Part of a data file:
----------

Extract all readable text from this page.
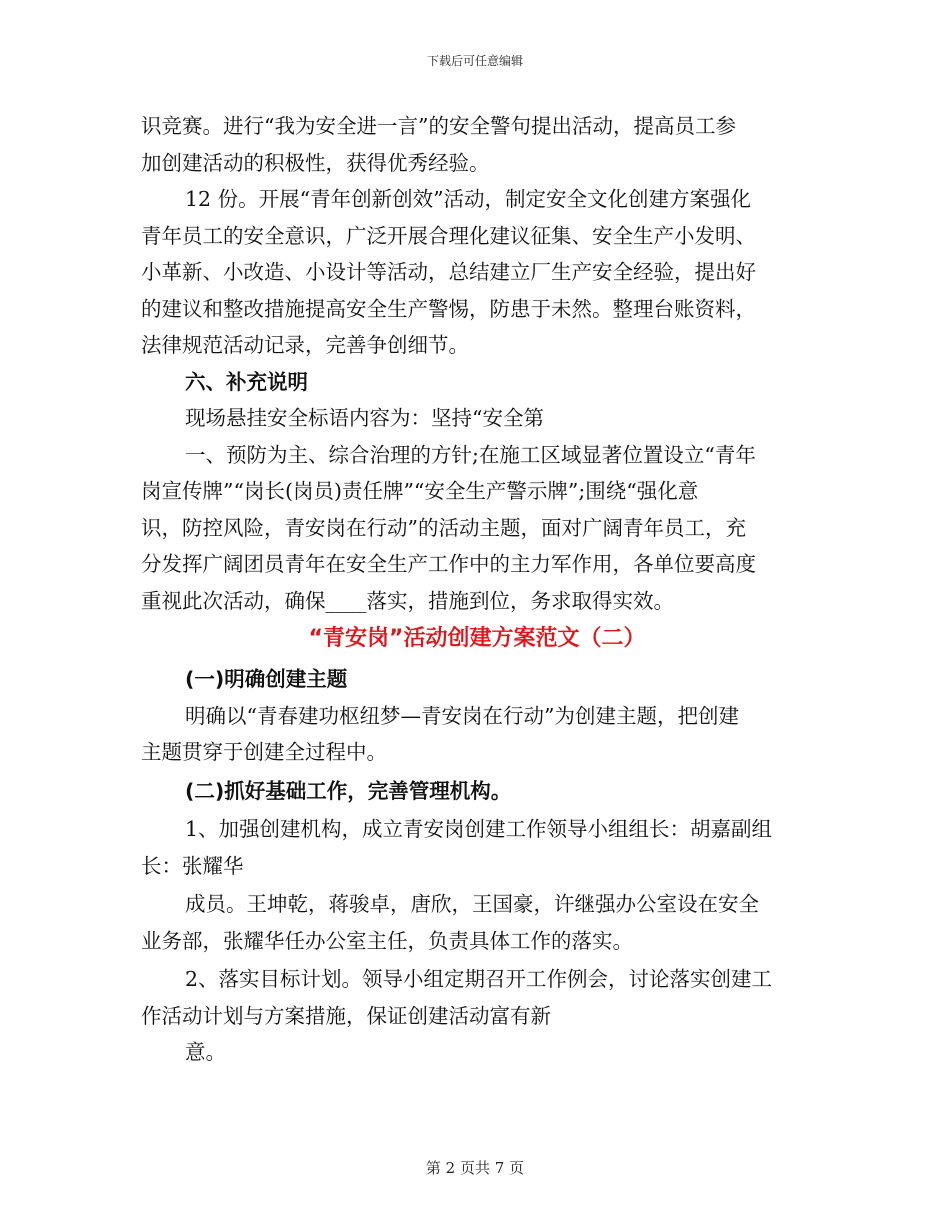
下载后可任意编辑

识竞赛。进行“我为安全进一言”的安全警句提出活动，提高员工参
加创建活动的积极性，获得优秀经验。

12 份。开展“青年创新创效”活动，制定安全文化创建方案强化
青年员工的安全意识，广泛开展合理化建议征集、安全生产小发明、
小革新、小改造、小设计等活动，总结建立厂生产安全经验，提出好
的建议和整改措施提高安全生产警惕，防患于未然。整理台账资料，
法律规范活动记录，完善争创细节。

六、补充说明

现场悬挂安全标语内容为：坚持“安全第

一、预防为主、综合治理的方针;在施工区域显著位置设立“青年
岗宣传牌”“岗长(岗员)责任牌”“安全生产警示牌”;围绕“强化意
识，防控风险，青安岗在行动”的活动主题，面对广阔青年员工，充
分发挥广阔团员青年在安全生产工作中的主力军作用，各单位要高度
重视此次活动，确保____落实，措施到位，务求取得实效。

“青安岗”活动创建方案范文（二）

(一)明确创建主题

明确以“青春建功枢纽梦—青安岗在行动”为创建主题，把创建
主题贯穿于创建全过程中。

(二)抓好基础工作，完善管理机构。

1、加强创建机构，成立青安岗创建工作领导小组组长：胡嘉副组
长：张耀华

成员。王坤乾，蒋骏卓，唐欣，王国豪，许继强办公室设在安全
业务部，张耀华任办公室主任，负责具体工作的落实。

2、落实目标计划。领导小组定期召开工作例会，讨论落实创建工
作活动计划与方案措施，保证创建活动富有新

意。

第 2 页共 7 页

----------

_Request_.
From the data above, show each line that contains "青安岗在行动".

_Final result_.
识，防控风险，青安岗在行动”的活动主题，面对广阔青年员工，充
明确以“青春建功枢纽梦—青安岗在行动”为创建主题，把创建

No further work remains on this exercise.